_WORK TO COMPLETE_
Of the lines in these entries, how many contain the string "Debug"? Give the number and nothing else.

# INPUT RECORDS start

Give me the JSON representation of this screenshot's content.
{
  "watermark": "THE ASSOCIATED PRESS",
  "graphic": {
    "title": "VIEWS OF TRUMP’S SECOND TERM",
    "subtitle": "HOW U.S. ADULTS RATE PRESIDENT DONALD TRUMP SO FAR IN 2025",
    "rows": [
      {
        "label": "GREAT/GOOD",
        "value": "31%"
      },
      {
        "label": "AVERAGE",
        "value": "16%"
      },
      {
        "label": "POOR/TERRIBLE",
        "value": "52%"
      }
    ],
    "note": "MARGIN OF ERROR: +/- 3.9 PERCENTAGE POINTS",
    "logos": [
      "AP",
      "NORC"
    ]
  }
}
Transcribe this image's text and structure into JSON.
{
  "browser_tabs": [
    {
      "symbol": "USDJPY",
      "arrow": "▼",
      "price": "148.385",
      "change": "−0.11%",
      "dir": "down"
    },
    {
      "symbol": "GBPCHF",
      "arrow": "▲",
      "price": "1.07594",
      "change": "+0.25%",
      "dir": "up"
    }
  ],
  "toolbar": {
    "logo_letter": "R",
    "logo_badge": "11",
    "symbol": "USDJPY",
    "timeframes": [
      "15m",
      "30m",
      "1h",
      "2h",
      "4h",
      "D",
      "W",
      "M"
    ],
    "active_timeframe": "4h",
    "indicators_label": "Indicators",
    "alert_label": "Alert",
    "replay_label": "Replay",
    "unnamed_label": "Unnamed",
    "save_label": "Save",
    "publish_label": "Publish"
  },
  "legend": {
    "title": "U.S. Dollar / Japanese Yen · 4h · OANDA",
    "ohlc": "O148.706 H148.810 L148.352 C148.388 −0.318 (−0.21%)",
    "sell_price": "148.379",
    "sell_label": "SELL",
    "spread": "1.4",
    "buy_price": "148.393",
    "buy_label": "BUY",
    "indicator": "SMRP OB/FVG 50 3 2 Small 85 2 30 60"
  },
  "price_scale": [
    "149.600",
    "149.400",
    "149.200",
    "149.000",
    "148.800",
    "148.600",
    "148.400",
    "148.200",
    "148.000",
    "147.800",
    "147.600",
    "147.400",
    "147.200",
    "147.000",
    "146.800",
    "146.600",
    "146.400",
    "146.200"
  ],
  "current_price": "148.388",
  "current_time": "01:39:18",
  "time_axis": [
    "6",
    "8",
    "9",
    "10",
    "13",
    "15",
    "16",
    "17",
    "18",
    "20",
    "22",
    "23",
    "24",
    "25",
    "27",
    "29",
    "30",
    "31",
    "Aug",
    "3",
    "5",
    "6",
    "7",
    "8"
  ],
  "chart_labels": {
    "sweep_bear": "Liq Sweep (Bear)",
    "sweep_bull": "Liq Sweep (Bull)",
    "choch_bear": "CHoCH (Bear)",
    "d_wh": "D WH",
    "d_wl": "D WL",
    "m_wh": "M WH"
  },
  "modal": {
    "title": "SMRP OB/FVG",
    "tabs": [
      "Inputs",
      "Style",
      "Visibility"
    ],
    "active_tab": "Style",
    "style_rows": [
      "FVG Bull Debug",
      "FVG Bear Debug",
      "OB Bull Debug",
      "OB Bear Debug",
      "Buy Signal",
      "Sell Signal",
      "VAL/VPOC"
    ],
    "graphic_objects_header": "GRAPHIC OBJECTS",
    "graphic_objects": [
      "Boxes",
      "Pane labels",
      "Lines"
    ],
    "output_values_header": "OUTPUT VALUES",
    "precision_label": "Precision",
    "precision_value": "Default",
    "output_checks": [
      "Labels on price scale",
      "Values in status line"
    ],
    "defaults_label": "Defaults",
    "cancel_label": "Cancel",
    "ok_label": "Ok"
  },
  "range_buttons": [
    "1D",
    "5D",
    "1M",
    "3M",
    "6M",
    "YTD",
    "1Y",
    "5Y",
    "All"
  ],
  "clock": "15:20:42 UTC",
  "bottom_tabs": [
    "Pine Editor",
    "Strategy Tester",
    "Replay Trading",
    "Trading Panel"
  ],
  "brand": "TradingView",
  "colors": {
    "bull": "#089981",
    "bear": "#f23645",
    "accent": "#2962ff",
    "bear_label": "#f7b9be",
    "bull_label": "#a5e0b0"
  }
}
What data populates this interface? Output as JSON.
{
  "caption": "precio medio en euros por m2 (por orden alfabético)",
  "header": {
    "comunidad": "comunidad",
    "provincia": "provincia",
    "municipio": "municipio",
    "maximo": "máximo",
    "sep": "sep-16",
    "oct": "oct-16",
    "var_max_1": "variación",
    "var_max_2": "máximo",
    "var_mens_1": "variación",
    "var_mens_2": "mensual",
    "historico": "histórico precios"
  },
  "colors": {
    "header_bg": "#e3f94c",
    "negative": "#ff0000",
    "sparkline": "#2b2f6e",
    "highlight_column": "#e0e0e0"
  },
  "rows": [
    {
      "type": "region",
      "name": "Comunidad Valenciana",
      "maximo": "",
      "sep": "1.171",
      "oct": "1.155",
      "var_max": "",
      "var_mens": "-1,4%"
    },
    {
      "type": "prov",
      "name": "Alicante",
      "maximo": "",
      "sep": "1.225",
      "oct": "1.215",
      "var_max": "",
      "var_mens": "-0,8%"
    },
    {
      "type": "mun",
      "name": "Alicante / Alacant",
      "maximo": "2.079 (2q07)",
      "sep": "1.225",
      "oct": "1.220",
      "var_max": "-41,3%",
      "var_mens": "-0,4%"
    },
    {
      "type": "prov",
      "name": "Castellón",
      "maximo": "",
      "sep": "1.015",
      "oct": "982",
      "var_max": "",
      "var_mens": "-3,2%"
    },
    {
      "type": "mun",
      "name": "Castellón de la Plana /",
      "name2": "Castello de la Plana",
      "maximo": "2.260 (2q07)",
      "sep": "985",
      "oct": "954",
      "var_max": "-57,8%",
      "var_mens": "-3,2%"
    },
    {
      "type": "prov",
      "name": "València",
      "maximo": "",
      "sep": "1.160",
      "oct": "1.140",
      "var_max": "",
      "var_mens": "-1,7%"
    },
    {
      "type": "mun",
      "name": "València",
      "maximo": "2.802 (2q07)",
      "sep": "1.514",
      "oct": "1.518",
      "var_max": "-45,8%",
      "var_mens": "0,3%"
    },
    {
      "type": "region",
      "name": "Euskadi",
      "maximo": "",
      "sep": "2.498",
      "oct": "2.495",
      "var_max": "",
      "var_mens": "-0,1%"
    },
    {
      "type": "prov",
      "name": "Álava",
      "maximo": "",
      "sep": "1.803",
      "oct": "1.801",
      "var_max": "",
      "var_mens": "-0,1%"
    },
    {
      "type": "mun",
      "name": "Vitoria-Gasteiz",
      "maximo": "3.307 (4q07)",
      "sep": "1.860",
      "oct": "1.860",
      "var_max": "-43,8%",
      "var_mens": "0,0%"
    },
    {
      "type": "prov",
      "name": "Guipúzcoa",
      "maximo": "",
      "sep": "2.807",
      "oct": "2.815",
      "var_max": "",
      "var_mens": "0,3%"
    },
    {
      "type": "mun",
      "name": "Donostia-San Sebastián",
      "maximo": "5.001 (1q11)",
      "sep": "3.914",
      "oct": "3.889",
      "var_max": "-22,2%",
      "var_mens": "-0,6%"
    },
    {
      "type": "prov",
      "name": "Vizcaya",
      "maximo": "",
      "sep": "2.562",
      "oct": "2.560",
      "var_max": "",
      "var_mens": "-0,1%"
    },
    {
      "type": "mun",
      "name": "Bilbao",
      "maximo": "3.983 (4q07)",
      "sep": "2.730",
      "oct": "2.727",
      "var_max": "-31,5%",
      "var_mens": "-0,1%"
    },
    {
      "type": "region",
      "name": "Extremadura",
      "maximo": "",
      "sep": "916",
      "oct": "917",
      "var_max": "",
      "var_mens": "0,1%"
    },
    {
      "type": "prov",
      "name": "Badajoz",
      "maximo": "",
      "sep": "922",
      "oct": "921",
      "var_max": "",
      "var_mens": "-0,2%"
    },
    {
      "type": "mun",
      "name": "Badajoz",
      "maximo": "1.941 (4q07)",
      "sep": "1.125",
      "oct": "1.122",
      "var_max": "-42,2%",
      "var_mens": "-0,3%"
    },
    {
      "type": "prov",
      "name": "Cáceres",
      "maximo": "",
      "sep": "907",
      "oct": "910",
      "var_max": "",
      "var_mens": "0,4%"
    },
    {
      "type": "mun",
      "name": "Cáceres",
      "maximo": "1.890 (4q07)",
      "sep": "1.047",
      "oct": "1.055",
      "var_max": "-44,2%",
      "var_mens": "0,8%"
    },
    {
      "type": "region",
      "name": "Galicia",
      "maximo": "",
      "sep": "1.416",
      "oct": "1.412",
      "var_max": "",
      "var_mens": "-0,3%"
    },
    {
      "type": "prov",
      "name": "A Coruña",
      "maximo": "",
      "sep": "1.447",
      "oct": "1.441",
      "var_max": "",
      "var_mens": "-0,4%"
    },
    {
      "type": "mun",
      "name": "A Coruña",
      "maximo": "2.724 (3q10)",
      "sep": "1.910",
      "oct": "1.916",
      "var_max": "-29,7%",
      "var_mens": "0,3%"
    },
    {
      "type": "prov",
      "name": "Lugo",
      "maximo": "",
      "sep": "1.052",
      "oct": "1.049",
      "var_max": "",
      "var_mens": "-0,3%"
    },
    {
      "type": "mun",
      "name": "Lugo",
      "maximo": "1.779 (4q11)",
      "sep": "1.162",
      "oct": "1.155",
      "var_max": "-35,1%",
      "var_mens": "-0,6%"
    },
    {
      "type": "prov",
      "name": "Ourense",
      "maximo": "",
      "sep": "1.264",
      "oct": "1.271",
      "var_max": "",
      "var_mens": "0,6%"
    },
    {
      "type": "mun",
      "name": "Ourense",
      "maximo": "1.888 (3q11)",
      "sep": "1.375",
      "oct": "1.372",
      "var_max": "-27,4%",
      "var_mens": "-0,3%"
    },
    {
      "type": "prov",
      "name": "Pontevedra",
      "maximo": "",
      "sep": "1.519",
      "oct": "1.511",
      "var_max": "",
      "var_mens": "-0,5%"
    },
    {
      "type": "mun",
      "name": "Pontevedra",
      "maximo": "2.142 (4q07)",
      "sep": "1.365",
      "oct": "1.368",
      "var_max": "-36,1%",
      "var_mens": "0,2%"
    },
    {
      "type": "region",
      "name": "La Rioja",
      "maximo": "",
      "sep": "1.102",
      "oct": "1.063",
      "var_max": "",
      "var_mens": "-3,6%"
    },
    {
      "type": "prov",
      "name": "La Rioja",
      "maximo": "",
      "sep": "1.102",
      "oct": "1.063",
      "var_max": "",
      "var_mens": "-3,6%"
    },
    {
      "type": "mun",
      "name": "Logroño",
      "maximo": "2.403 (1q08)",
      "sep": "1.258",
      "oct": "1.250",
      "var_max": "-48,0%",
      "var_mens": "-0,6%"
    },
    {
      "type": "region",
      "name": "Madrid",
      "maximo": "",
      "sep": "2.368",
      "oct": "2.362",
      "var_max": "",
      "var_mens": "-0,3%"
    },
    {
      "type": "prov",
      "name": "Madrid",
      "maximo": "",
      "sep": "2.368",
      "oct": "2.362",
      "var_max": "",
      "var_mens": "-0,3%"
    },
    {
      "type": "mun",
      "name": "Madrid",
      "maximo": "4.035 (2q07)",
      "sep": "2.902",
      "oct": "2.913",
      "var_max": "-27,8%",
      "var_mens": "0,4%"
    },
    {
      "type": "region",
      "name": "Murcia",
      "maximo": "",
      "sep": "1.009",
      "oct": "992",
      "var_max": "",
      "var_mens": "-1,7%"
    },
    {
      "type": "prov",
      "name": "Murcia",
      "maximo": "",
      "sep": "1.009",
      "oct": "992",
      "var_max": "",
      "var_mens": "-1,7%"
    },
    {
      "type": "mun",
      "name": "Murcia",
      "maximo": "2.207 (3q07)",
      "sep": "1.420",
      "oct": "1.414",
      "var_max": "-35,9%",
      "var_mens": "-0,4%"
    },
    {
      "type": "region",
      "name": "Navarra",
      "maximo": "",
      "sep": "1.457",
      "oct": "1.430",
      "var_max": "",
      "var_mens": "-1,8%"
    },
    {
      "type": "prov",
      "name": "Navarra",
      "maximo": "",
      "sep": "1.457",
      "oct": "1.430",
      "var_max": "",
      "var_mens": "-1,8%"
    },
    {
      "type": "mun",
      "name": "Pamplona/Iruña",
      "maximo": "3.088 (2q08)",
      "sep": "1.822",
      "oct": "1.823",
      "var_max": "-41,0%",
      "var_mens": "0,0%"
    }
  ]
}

# INPUT RECORDS end

_THE RESULT_
4